▶ AUSZUFÜHRENDE SCHRITTE
**A)** Gib aus dem Text über Chinas Verkehrswende alles von „Die Förderung der“ bis hinunter zu „Bestandteile dieses Plans.“ wortgetreu wieder.
**B)** Prüfe, ob diese Aussagen mit dem Text über Chinas Verkehrswende übereinstimmen: (i) Die Roadmap setzt für 2030 eine Marktdurchdringungsrate von 60 % bei Fahrzeugen aller Art mit alternativen Antrieben als Ziel. (ii) China soll bis 2050 unabhängig von fossilen Energiequellen werden. (iii) Die Roadmap fördert Wasserstoff und Ammoniak als Kraftstoffe. Beantworte jede Aussage mit Ja oder Nein und belege sie mit der entscheidenden Textstelle im genauen Wortlaut.

▶ EXTRAHIERTER TEXT
-----
China bleibt dem Verbrenner treu, obwohl Elektroautos längst das Straßenbild dominieren. Der scheinbare Widerspruch ist in Wahrheit eine wohlüberlegte Strategie. Geografie, wirtschaftliche Unterschiede und regionale Gegebenheiten machen den Verbrennungsmotor weiterhin unverzichtbar – und das aus gutem Grund.
China elektrisiert – aber Verbrenner bleiben unverzichtbar
China hat in den letzten zehn Jahren eine bemerkenswerte Verkehrswende vollzogen. Elektrische Autos, die einst nahezu unbekannt waren, prägen heute das Straßenbild. Im November waren nach vorläufigen Zahlen von Cui Dongshu, dem Generalsekretär der (China Passenger Car Association (CPCA) knapp 60% der neu verkauften Fahrzeuge sogenannte New Energy Vehicles (NEVs) – entweder Hybride oder reine Elektroautos. Doch obwohl China weltweit als Vorreiter der Elektromobilität gilt, hält es weiterhin am Einsatz von Verbrennungsmotoren fest. Warum das keine Widersprüchlichkeit, sondern eine pragmatische Strategie ist, zeigt ein genauerer Blick auf die Geografie, Bevölkerung und wirtschaftlichen Gegebenheiten des Landes.
Die Förderung der Elektromobilität in China ist kein Selbstzweck, sondern Teil einer umfassenden Strategie, die darauf abzielt, das Land bis 2060 unabhängig von fossilen Energiequellen zu machen. Die Strategie fußt auf drei Säulen: Elektromobilität in den Städten, der Ausbau des öffentlichen Nah- und Fernverkehrs auf Basis elektrischer Verkehrsträger und die Umstellung der Energieversorgung auf erneuerbare Quellen sind wesentliche Bestandteile dieses Plans.
Die „Roadmap für die grüne und kohlenstoffarme Entwicklung der Automobilindustrie 1.0“ vom Dezember 2023 beschreibt, dass die Ziele der Marktdurchdringungsrate von Fahrzeugen aller Art mit alternativen Antrieben (NEV) für 2025 und 2030 auf 45% bzw. 60% festgelegt wurden, wobei die Marktdurchdringungsrate von PKW mit alternativen Antrieben jeweils 50% bzw. 65% erreichen soll. Er berücksichtigt jedoch, dass Verbrennungsmotoren weiterhin eine wichtige Rolle spielen werden. Um die Dekarbonisierung des Autosektors dennoch zu erreichen, werden in der Roadmap die Entwicklung und Anwendung von kohlenstoffarmen und kohlenstofffreien Kraftstoffen wie Wasserstoff, Ammoniak, fortschrittliche Biokraftstoffe und erneuerbare synthetische Kraftstoffe besonders gefördert.
-----
▶ ANGEZEIGTE DATEN

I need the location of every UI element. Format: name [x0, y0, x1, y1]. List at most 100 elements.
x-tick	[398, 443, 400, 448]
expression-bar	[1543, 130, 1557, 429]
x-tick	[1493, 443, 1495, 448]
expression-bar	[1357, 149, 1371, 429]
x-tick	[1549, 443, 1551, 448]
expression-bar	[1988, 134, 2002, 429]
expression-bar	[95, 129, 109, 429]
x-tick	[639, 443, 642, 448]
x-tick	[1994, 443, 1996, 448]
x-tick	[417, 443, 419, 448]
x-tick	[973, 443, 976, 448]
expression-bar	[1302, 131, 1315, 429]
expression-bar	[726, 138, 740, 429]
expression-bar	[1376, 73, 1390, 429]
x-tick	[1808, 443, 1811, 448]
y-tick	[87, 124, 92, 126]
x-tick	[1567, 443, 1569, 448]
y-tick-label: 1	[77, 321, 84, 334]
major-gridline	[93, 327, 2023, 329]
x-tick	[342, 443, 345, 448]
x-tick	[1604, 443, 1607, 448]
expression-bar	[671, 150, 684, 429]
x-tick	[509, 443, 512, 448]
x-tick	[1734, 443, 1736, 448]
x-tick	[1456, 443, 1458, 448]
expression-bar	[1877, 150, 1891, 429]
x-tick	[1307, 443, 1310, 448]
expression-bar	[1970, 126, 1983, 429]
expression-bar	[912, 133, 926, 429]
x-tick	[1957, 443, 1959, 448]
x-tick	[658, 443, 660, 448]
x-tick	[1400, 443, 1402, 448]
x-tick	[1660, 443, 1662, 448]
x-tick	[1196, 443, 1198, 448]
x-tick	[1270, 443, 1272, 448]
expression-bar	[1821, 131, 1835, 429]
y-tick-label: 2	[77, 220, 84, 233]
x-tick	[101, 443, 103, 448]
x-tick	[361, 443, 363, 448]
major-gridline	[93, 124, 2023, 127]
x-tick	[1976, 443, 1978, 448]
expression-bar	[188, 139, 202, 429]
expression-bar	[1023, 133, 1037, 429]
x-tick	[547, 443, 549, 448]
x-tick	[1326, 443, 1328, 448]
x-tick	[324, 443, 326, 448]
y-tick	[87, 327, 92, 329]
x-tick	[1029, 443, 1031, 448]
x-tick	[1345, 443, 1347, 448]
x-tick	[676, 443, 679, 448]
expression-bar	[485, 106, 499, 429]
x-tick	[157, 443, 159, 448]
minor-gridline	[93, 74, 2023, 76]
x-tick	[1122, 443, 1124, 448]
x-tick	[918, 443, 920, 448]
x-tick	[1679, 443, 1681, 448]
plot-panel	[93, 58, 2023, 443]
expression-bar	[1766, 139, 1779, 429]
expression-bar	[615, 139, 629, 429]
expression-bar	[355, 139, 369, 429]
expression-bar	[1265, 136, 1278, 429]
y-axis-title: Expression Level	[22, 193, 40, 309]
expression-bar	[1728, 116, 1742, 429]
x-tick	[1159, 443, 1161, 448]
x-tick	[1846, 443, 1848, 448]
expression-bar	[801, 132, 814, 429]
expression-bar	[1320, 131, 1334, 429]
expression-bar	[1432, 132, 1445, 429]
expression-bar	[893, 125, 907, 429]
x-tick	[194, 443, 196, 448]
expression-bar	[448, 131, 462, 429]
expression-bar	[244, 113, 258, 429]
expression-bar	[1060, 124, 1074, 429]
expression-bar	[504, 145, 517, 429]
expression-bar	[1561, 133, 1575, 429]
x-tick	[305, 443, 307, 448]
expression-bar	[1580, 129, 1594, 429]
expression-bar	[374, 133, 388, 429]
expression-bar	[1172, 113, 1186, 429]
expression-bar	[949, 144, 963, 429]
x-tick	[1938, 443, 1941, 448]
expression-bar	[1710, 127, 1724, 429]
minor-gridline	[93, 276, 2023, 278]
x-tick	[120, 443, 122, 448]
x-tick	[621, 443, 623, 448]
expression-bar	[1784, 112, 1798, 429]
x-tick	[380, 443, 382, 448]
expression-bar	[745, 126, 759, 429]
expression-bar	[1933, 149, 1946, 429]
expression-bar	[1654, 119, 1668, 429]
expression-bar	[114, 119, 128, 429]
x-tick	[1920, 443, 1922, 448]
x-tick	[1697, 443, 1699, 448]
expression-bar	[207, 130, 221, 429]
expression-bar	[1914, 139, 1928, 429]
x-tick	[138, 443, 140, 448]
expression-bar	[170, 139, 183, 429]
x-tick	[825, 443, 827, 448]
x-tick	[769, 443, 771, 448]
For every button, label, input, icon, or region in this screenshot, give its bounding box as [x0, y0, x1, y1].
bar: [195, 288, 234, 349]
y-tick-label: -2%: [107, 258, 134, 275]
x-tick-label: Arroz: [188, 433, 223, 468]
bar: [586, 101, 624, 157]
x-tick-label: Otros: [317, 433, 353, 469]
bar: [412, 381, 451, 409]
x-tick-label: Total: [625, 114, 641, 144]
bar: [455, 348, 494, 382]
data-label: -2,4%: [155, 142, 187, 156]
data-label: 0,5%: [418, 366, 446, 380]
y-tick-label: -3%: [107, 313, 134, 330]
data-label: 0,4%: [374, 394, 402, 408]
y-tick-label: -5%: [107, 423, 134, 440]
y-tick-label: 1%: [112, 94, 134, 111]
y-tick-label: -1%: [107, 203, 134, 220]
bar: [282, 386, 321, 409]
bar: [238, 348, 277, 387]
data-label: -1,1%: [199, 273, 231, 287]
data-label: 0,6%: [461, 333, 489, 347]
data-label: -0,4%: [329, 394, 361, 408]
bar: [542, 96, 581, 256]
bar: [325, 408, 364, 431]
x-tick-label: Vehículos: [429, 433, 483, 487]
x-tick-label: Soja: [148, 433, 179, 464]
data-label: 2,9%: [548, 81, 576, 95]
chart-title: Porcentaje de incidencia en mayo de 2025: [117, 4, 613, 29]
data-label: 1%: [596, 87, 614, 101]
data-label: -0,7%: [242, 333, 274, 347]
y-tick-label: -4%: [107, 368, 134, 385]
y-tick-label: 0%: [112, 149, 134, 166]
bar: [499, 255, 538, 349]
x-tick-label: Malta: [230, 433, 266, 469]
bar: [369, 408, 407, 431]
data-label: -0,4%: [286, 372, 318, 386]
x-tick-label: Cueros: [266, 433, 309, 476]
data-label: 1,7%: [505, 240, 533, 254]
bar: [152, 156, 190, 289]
-----
▶ LÖSUNGSÜBERSICHT
**A)**
Die Förderung der Elektromobilität in China ist kein Selbstzweck, sondern Teil einer umfassenden Strategie, die darauf abzielt, das Land bis 2060 unabhängig von fossilen Energiequellen zu machen. Die Strategie fußt auf drei Säulen: Elektromobilität in den Städten, der Ausbau des öffentlichen Nah- und Fernverkehrs auf Basis elektrischer Verkehrsträger und die Umstellung der Energieversorgung auf erneuerbare Quellen sind wesentliche Bestandteile dieses Plans.

**B)**
(i) Ja: „die Ziele der Marktdurchdringungsrate von Fahrzeugen aller Art mit alternativen Antrieben (NEV) für 2025 und 2030 auf 45% bzw. 60% festgelegt wurden“
(ii) Nein: „das Land bis 2060 unabhängig von fossilen Energiequellen zu machen“
(iii) Ja: „werden in der Roadmap die Entwicklung und Anwendung von kohlenstoffarmen und kohlenstofffreien Kraftstoffen wie Wasserstoff, Ammoniak, fortschrittliche Biokraftstoffe und erneuerbare synthetische Kraftstoffe besonders gefördert“